Problem to solve |
Please extend the excerpt below on the history of computer vision research, picking up right after its final sentence.

Excerpt provided |
========

DPM was the reigning champ on the PASCAL VOC challenge, and one of the reasons why it became so popular was the excellent MATLAB/C++ implementation by Ramanan and Felzenszwalb. I still know many researchers who never fully acknowledged what releasing such great code really meant for the fresh generation of incoming PhD students, but at some point it seems like everybody was modifying the DPM codebase for their own CVPR attempts. Too many incoming students were lacking solid software engineering skills and giving them the DPM code was a surefire way to get some some experiments up and running. Personally, I never jumped on the parts-based methodology, but I did take apart the DPM codebase several times. However, when I put it back together, the Exemplar-SVM was the result.

Big data, Convolutional Neural Networks and the promise of Deep Learning: ~2010 to ~2015

Sometime around 2008, it was pretty clear that scientists were getting more and more comfortable with large datasets. It wasn’t just the rise of “Cloud Computing” and “Big Data,” it was the rise of the data scientists. Hacking on equations by morning, developing a prototype during lunch, deploying large scale computations in the evening, and integrating the findings into a production system by sunset. I spent two summers at Google Research, I saw lots of guys who had made their fame as vision hackers. But they weren’t just writing “academic” papers at Google -- sharding datasets with one hand, compiling results for their managers, writing Borg scripts in their sleep, and piping results into gnuplot (because Jedis don’t need GUIs?). It was pretty clear that big data, and a DevOps mentality was here to stay, and the vision researcher of tomorrow would be quite comfortable with large datasets. No longer did you need one guy with a mathy PhD, one software engineer, one manager, and one tester. Plenty of guys who could do all of those jobs.

========

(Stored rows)

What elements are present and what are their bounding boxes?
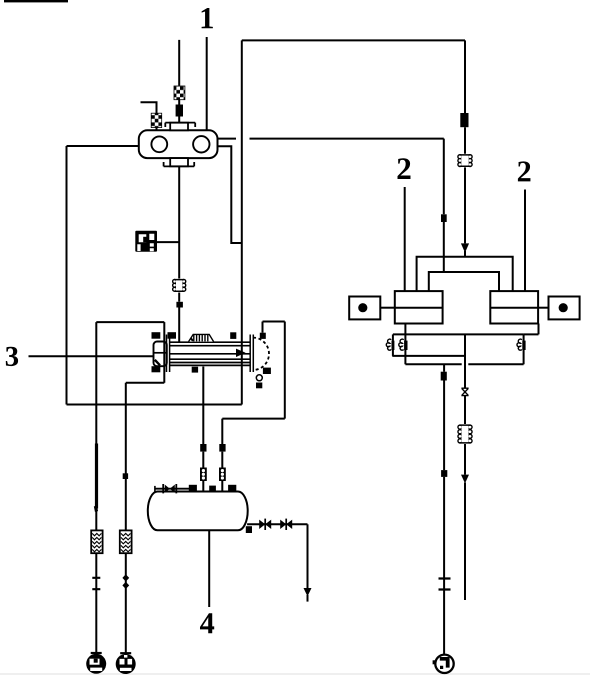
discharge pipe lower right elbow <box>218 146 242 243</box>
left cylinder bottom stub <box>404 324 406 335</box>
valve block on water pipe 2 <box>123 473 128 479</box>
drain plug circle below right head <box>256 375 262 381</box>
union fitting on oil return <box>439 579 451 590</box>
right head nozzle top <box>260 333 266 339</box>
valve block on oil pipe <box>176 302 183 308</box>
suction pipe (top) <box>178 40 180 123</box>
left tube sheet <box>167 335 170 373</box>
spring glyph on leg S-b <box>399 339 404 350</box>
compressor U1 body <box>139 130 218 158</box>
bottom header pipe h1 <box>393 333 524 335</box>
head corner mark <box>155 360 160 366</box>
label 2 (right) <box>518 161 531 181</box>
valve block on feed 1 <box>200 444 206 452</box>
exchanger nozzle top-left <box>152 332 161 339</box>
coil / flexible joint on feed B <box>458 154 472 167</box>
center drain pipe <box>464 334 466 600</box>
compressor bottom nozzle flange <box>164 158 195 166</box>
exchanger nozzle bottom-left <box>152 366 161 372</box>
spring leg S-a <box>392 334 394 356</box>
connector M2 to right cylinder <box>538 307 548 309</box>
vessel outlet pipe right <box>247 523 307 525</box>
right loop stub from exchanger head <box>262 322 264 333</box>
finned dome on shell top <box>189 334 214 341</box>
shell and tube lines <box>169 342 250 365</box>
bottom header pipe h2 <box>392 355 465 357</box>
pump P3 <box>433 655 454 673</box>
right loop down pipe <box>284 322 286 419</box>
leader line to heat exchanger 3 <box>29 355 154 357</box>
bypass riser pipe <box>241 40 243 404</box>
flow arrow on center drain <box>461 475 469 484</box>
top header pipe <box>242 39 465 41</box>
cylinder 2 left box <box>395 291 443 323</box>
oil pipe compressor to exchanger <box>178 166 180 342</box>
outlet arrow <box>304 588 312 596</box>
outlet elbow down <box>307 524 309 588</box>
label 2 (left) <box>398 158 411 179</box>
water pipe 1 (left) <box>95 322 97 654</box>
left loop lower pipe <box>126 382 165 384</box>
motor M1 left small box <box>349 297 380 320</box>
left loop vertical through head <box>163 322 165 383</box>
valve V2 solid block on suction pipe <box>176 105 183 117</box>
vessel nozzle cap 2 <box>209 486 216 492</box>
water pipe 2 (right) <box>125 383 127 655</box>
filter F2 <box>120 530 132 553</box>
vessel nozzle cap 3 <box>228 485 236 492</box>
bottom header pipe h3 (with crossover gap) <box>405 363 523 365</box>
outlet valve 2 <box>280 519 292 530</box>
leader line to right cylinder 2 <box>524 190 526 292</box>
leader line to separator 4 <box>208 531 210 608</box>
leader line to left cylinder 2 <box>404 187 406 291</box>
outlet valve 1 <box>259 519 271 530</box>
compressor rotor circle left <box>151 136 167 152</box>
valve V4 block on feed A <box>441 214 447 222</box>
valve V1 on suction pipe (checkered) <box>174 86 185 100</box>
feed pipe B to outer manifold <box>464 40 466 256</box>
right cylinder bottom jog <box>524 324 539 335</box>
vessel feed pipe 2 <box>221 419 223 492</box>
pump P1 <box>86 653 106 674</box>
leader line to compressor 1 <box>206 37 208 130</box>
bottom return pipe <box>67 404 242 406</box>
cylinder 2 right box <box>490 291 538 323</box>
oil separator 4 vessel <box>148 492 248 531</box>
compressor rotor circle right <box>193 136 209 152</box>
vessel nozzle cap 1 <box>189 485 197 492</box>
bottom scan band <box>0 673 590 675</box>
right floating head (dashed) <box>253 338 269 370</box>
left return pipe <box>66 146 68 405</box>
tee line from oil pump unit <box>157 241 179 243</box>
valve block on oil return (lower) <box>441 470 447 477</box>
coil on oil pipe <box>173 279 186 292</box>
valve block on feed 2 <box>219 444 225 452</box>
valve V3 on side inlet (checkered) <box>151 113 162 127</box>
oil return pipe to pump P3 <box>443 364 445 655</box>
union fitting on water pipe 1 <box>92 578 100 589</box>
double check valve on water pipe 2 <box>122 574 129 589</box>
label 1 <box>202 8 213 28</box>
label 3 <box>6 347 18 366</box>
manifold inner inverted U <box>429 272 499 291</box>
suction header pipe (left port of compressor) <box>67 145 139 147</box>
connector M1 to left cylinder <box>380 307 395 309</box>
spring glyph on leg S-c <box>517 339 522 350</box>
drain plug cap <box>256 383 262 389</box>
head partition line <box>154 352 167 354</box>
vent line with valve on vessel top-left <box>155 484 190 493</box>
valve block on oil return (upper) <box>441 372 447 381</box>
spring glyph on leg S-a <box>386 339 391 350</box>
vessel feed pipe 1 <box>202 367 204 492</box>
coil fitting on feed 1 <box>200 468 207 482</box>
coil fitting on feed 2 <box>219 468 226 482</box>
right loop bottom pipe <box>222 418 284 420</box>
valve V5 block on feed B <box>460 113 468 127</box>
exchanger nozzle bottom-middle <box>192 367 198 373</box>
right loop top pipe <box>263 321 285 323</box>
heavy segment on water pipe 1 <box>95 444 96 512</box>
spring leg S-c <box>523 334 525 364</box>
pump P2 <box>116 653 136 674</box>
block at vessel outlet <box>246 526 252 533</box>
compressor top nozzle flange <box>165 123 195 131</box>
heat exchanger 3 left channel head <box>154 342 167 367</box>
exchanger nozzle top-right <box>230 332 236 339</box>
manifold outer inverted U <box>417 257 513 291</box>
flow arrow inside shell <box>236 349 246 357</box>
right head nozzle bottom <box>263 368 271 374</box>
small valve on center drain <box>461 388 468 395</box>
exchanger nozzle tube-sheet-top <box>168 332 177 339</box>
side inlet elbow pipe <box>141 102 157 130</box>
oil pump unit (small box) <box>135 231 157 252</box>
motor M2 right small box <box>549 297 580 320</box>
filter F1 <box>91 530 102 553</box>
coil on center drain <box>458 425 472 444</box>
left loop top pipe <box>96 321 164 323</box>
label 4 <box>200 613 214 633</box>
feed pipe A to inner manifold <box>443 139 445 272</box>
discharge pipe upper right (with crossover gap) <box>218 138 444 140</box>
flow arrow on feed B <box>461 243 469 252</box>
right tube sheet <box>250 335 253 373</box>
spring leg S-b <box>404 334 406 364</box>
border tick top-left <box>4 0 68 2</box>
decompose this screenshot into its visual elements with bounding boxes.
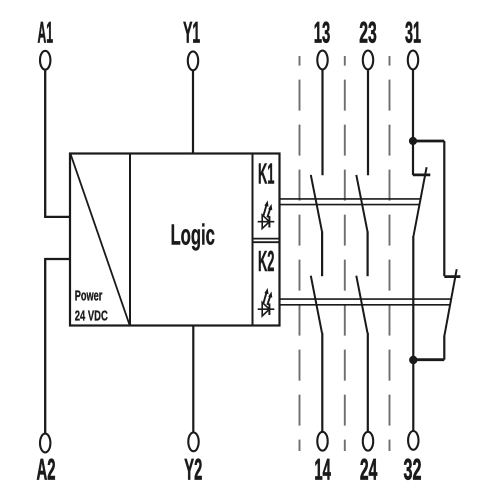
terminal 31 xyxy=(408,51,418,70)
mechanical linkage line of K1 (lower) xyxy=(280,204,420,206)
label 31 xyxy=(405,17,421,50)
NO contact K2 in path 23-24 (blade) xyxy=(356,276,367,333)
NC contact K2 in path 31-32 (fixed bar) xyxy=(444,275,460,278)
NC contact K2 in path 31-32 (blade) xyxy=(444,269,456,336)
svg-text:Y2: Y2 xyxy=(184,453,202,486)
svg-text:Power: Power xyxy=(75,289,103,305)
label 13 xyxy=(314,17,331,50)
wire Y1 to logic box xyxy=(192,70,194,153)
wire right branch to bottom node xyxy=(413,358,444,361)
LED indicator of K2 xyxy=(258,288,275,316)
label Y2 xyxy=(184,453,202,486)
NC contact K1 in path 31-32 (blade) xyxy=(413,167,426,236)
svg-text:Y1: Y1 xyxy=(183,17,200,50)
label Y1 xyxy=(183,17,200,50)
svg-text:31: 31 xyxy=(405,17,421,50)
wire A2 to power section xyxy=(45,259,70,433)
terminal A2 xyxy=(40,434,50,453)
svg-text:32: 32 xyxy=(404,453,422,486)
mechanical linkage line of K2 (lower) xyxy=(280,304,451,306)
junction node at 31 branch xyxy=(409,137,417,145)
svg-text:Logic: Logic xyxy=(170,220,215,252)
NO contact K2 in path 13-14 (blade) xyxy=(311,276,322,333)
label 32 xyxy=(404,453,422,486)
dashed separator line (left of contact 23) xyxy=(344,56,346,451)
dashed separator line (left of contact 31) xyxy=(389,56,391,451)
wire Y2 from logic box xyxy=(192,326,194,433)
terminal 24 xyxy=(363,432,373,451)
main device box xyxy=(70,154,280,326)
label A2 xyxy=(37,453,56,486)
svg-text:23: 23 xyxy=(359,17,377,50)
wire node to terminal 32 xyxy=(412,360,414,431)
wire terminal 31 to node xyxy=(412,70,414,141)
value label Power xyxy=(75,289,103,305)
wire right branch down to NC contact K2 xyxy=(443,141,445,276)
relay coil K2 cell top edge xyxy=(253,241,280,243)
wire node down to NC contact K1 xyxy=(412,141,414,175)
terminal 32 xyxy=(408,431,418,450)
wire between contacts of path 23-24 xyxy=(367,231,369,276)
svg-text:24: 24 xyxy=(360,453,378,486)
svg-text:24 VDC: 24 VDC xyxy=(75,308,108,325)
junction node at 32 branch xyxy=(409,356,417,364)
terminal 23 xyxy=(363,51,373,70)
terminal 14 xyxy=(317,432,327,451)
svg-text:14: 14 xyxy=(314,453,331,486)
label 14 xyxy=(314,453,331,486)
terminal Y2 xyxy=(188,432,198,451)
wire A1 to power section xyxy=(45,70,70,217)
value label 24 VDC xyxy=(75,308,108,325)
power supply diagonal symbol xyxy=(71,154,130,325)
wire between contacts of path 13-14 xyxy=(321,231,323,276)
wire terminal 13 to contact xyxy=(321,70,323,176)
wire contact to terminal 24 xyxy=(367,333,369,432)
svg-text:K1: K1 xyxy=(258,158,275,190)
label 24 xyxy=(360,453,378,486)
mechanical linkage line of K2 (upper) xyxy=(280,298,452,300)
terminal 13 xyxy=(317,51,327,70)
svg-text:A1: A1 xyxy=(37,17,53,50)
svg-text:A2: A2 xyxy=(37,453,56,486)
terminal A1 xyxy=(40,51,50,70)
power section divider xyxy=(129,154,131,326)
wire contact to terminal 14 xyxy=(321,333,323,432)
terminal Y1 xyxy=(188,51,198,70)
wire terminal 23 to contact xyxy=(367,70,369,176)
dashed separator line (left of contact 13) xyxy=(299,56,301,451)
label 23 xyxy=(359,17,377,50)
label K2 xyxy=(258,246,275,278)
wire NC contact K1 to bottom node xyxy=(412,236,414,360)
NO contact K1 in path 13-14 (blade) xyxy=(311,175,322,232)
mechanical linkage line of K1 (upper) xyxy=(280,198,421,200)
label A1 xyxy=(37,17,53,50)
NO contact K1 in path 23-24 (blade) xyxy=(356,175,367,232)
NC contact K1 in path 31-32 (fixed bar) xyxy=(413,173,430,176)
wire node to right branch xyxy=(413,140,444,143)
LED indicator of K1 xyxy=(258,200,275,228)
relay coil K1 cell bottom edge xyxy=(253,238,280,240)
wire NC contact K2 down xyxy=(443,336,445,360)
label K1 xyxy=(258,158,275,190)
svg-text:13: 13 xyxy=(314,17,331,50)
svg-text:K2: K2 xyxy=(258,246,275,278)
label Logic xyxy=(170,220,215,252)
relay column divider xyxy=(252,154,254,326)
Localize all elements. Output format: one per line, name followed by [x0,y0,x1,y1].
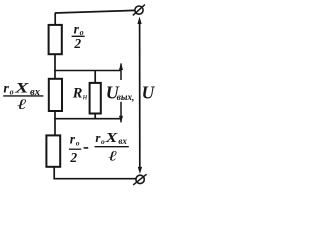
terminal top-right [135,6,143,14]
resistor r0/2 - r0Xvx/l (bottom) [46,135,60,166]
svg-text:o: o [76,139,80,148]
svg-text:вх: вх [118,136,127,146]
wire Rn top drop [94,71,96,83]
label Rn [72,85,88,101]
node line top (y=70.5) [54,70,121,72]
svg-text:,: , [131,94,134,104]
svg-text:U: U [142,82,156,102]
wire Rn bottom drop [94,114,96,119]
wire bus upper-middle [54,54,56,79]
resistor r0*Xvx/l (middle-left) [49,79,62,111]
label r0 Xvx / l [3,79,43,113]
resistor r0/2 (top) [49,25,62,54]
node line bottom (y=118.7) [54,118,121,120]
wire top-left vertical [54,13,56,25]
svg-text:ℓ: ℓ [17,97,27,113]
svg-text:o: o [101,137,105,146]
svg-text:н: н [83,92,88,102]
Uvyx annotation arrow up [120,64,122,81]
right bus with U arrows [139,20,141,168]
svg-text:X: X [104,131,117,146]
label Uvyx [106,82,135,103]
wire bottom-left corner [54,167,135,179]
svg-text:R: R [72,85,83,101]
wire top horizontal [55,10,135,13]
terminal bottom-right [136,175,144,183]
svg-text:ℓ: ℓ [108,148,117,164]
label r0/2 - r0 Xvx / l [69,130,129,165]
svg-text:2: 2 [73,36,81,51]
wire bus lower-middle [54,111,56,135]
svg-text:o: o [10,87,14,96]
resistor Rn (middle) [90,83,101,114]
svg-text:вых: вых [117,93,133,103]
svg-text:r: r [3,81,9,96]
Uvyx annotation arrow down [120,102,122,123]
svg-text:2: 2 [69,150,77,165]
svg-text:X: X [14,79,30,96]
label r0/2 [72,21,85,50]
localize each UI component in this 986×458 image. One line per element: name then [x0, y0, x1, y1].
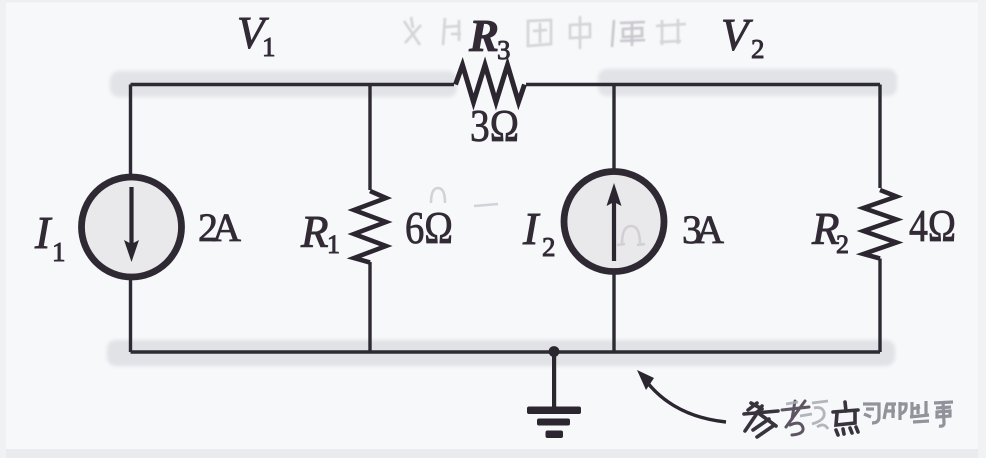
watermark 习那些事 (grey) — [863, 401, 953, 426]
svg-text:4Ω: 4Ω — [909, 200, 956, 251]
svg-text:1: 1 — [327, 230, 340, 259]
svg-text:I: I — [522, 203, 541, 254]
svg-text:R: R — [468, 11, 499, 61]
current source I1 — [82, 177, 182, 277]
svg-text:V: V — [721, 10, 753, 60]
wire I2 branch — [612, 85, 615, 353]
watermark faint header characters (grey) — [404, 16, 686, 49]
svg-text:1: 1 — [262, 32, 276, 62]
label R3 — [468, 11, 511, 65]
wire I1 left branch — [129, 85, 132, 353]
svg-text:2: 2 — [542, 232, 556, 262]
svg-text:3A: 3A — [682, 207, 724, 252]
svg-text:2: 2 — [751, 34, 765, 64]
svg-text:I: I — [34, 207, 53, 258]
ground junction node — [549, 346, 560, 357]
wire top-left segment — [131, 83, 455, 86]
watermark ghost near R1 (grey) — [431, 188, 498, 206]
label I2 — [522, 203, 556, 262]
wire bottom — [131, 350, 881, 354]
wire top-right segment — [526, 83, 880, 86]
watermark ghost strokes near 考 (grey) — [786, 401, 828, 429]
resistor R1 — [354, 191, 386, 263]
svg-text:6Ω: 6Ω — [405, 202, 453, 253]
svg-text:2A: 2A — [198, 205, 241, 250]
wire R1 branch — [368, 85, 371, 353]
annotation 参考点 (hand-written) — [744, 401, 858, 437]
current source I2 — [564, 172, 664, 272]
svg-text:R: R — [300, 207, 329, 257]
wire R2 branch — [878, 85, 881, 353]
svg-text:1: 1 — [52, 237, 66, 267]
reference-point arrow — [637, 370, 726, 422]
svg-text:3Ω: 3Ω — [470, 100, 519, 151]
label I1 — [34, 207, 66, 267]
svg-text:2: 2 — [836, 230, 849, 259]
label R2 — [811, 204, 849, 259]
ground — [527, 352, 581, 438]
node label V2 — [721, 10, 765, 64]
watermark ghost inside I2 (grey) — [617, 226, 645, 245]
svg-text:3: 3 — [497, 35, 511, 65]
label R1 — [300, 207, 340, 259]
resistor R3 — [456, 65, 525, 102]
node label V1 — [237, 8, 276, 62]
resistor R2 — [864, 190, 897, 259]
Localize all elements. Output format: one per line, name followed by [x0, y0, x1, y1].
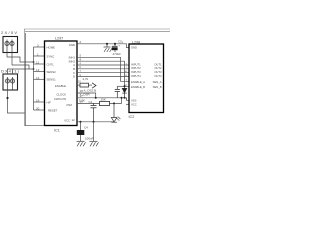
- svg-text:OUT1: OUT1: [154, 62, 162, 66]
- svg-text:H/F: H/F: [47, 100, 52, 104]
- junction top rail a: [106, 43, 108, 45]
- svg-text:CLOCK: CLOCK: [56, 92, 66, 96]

========

The reply |
Deep Learning: 1980s - 2015

2014 was definitely a big year for Deep Learning. What’s interesting about Deep Learning is that it is a very old technique. What we're seeing now is essentially the Neural Network 2.0 revolution -- but this time around, there's we're 20 years ahead R&D-wise and our computers are orders of magnitude faster. And what’s funny is that the same guys that were championing such techniques in the early 90s were the same guys we were laughing at in the late 90s (because clearly convex methods were superior to the magical NN learning-rate knobs). I guess they really had the last laugh because eventually these relentless neural network gurus became the same guys we now all look up to. Geoffrey Hinton, Yann LeCun, Andrew Ng, and Yeshua Bengio are the 4 Titans of Deep Learning. By now, just about everybody has jumped ship to become a champion of Deep Learning.

But with Google, Facebook, Baidu, and a multitude of little startups riding the Deep Learning wave, who will rise to the top as the master of artificial intelligence?

Yann's Deep Learning Page

How to today's deep learning systems resemble the recognition systems of yesteryear?

Multiscale convolutional neural networks aren't that much different than the feature-based systems of the past. The first level neurons in deep learning systems learn to utilize gradients in a way that is similar to hand-crafted features such as SIFT and HOG. Objects used to be found in a sliding-window fashion, but now it is easier and sexier to think of this operation as convolving an image with a filter. Some of the best detection systems used to use multiple linear SVMs, combined in some ad-hoc way, and now we are essentially using even more of such linear decision boundaries. Deep learning systems can be thought of a multiple stages of applying linear operators and piping them through a non-linear activation function, but deep learning is more similar to a clever combination of linear SVMs than a memory-ish Kernel-based learning system.

Features these days aren't engineered by hand. However, architectures of Deep systems are still being designed manually -- and it looks like the experts are the best at this task. The operations on the inside of both classic and modern recognition systems are still very much the same. You still need to be clever to play in the game, but now you need a big computer. There's still lot of room for improvement, so I encourage all of you to be creative in your research.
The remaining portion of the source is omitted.